**What this task involves**
Copy out every line containing the word "name".

**Data supplied**
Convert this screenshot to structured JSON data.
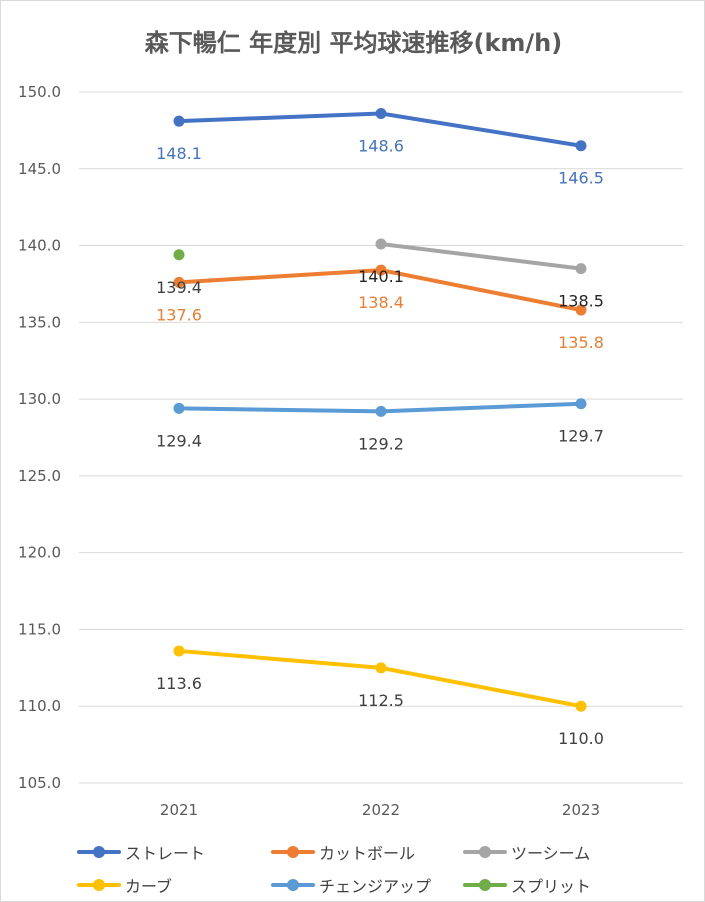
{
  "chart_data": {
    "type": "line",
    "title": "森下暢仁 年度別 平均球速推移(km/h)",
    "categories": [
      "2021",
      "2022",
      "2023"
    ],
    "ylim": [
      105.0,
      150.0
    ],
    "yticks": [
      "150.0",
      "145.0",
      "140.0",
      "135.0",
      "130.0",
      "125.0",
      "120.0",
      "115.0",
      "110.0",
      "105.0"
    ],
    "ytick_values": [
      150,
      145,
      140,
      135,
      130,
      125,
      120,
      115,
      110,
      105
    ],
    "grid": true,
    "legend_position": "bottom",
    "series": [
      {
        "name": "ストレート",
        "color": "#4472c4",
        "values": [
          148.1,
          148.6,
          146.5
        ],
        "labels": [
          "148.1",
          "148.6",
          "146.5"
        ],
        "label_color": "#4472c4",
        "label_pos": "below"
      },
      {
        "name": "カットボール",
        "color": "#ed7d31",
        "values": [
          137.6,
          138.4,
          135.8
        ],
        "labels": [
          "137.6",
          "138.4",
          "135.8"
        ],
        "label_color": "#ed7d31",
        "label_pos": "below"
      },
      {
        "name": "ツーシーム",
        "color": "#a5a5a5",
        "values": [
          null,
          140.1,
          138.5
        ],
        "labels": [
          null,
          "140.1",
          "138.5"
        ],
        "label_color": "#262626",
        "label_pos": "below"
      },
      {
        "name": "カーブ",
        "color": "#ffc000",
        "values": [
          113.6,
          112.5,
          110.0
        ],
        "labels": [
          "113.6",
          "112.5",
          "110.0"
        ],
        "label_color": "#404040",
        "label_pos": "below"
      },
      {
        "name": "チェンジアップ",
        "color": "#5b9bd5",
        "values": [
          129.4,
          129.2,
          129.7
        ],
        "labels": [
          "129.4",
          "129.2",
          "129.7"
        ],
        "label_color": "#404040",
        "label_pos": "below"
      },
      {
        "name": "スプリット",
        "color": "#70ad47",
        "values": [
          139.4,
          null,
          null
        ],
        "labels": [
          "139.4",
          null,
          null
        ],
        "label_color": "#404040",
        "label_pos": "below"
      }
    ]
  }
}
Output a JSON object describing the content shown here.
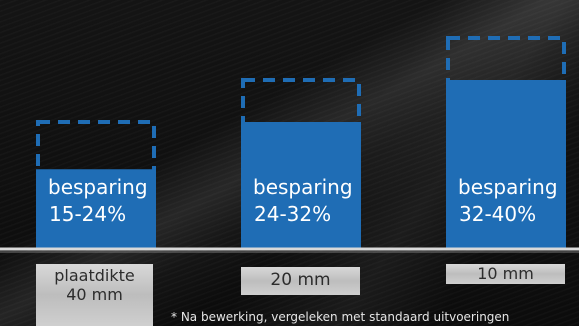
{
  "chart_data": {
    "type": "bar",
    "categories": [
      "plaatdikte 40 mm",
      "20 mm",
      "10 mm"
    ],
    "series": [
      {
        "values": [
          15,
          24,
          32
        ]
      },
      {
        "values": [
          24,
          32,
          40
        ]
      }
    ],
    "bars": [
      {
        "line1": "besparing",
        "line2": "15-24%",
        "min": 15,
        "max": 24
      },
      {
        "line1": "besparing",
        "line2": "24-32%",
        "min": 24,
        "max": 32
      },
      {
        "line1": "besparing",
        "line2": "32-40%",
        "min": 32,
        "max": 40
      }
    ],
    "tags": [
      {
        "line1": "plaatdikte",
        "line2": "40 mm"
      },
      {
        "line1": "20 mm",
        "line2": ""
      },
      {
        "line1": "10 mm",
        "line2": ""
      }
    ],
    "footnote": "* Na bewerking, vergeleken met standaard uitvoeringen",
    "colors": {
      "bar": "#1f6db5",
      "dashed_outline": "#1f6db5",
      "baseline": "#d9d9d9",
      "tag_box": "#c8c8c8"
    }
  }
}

--

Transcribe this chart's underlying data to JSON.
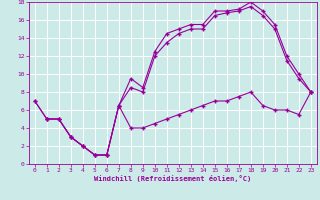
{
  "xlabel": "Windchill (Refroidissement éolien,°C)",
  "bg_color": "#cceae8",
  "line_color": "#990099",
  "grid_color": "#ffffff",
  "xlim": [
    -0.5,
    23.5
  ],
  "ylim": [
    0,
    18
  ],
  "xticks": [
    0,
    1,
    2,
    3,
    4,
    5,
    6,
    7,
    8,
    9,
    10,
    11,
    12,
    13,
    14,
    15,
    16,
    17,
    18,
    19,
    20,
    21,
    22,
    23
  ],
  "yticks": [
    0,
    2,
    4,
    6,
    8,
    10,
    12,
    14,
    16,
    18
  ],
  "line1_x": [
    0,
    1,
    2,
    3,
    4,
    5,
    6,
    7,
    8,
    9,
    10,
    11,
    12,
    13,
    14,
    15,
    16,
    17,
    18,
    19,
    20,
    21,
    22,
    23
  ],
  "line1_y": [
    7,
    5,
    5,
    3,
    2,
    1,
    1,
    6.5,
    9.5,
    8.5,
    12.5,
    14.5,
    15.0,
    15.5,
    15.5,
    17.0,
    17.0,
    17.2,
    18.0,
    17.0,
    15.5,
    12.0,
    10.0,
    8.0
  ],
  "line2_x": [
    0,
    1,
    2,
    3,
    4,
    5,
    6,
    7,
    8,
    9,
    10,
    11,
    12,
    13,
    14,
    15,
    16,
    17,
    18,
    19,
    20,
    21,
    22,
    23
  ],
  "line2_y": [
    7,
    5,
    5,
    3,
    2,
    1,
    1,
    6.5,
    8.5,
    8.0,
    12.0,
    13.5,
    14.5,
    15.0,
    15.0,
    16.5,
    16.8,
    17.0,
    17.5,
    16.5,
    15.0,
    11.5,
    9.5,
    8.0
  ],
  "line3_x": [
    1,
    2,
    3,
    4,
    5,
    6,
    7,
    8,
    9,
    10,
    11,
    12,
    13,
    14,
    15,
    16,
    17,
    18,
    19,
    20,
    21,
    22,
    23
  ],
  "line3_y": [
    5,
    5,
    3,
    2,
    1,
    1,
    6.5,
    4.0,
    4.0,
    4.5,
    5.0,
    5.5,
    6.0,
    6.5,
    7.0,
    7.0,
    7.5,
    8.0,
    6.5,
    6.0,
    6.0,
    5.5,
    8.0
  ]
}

**Problem solution**
        "name": "ストレート",
        "name": "カットボール",
        "name": "ツーシーム",
        "name": "カーブ",
        "name": "チェンジアップ",
        "name": "スプリット",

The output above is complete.